» AIM OF THE TASK:
Pull every line containing the word "value" from the records.

────────

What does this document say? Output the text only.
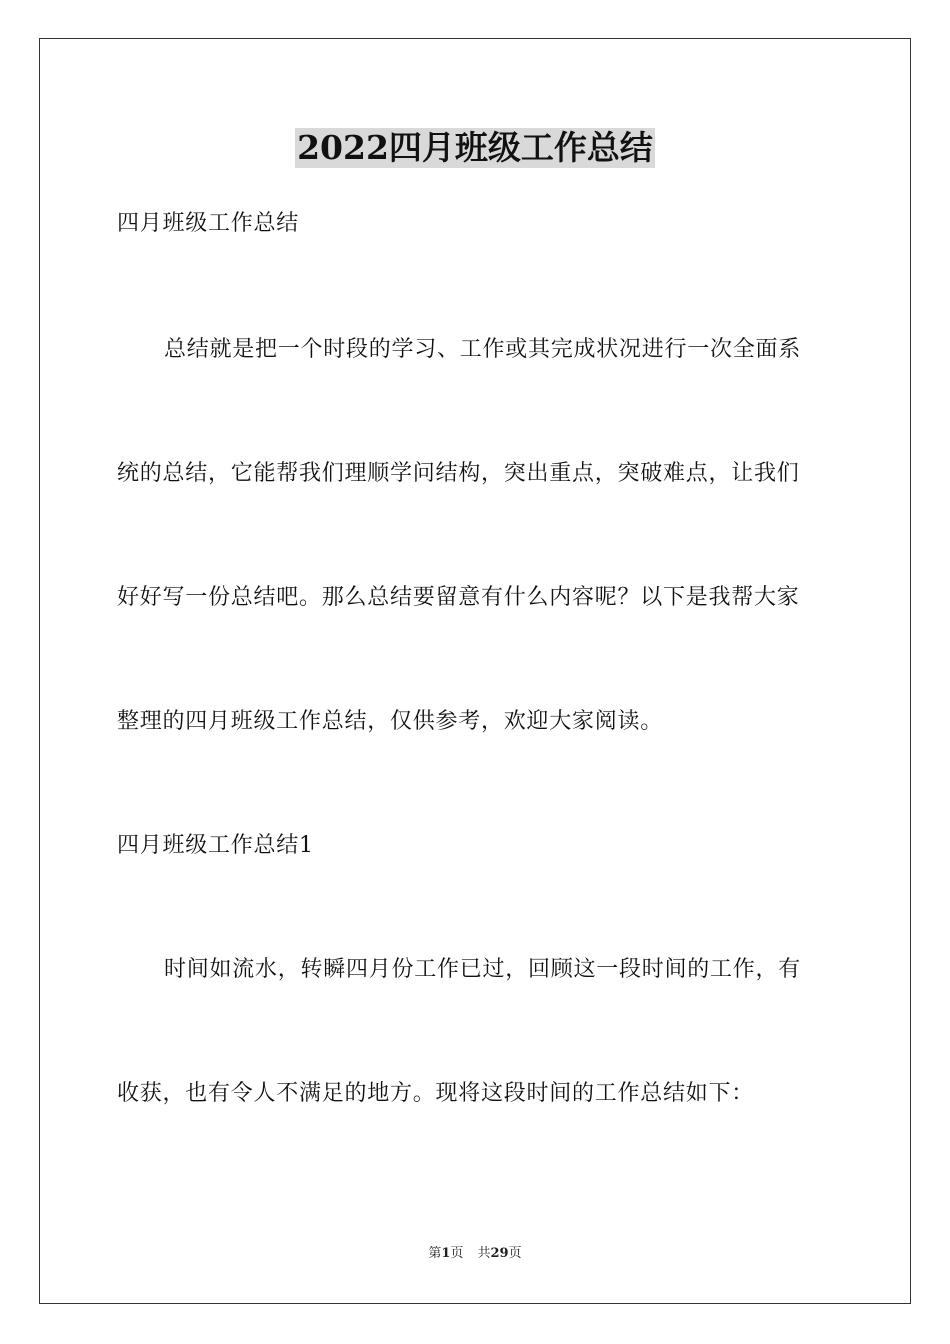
2022四月班级工作总结
四月班级工作总结
总结就是把一个时段的学习、工作或其完成状况进行一次全面系
统的总结，它能帮我们理顺学问结构，突出重点，突破难点，让我们
好好写一份总结吧。那么总结要留意有什么内容呢？以下是我帮大家
整理的四月班级工作总结，仅供参考，欢迎大家阅读。
四月班级工作总结1
时间如流水，转瞬四月份工作已过，回顾这一段时间的工作，有
收获，也有令人不满足的地方。现将这段时间的工作总结如下：
第1页 共29页
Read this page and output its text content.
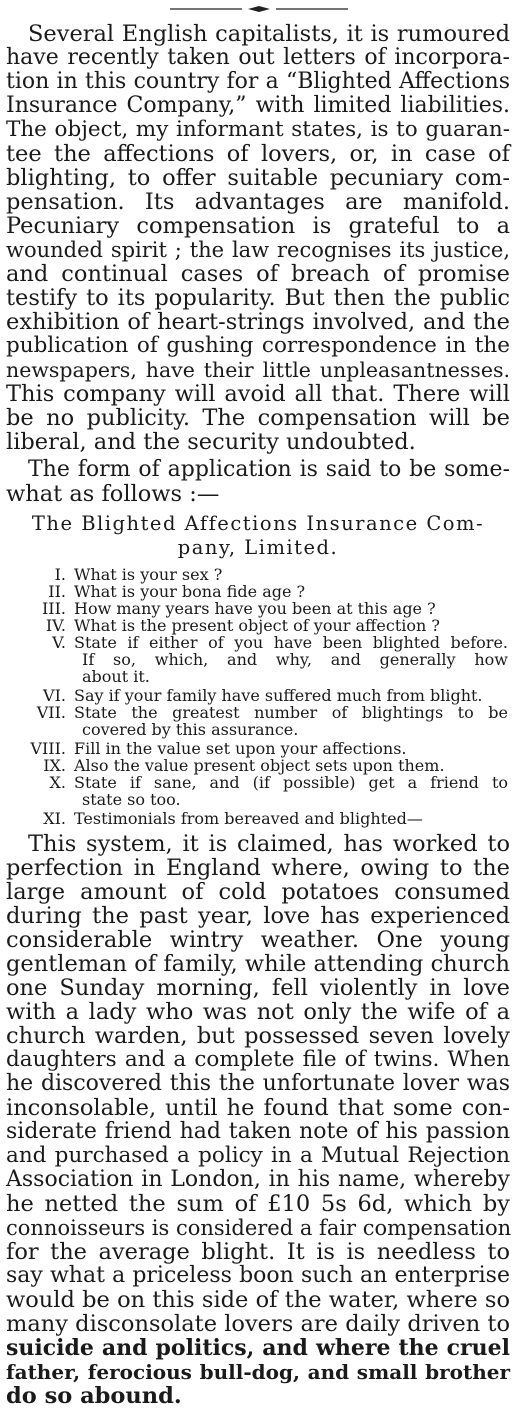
Several English capitalists, it is rumoured
have recently taken out letters of incorpora-
tion in this country for a “Blighted Affections
Insurance Company,” with limited liabilities.
The object, my informant states, is to guaran-
tee the affections of lovers, or, in case of
blighting, to offer suitable pecuniary com-
pensation. Its advantages are manifold.
Pecuniary compensation is grateful to a
wounded spirit ; the law recognises its justice,
and continual cases of breach of promise
testify to its popularity. But then the public
exhibition of heart-strings involved, and the
publication of gushing correspondence in the
newspapers, have their little unpleasantnesses.
This company will avoid all that. There will
be no publicity. The compensation will be
liberal, and the security undoubted.
The form of application is said to be some-
what as follows :—
The Blighted Affections Insurance Com-
pany, Limited.
I. What is your sex ?
II. What is your bona fide age ?
III. How many years have you been at this age ?
IV. What is the present object of your affection ?
V. State if either of you have been blighted before.
If so, which, and why, and generally how
about it.
VI. Say if your family have suffered much from blight.
VII. State the greatest number of blightings to be
covered by this assurance.
VIII. Fill in the value set upon your affections.
IX. Also the value present object sets upon them.
X. State if sane, and (if possible) get a friend to
state so too.
XI. Testimonials from bereaved and blighted—
This system, it is claimed, has worked to
perfection in England where, owing to the
large amount of cold potatoes consumed
during the past year, love has experienced
considerable wintry weather. One young
gentleman of family, while attending church
one Sunday morning, fell violently in love
with a lady who was not only the wife of a
church warden, but possessed seven lovely
daughters and a complete file of twins. When
he discovered this the unfortunate lover was
inconsolable, until he found that some con-
siderate friend had taken note of his passion
and purchased a policy in a Mutual Rejection
Association in London, in his name, whereby
he netted the sum of £10 5s 6d, which by
connoisseurs is considered a fair compensation
for the average blight. It is is needless to
say what a priceless boon such an enterprise
would be on this side of the water, where so
many disconsolate lovers are daily driven to
suicide and politics, and where the cruel
father, ferocious bull-dog, and small brother
do so abound.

────────

» SOLVED EXERCISE:
VIII. Fill in the value set upon your affections.
IX. Also the value present object sets upon them.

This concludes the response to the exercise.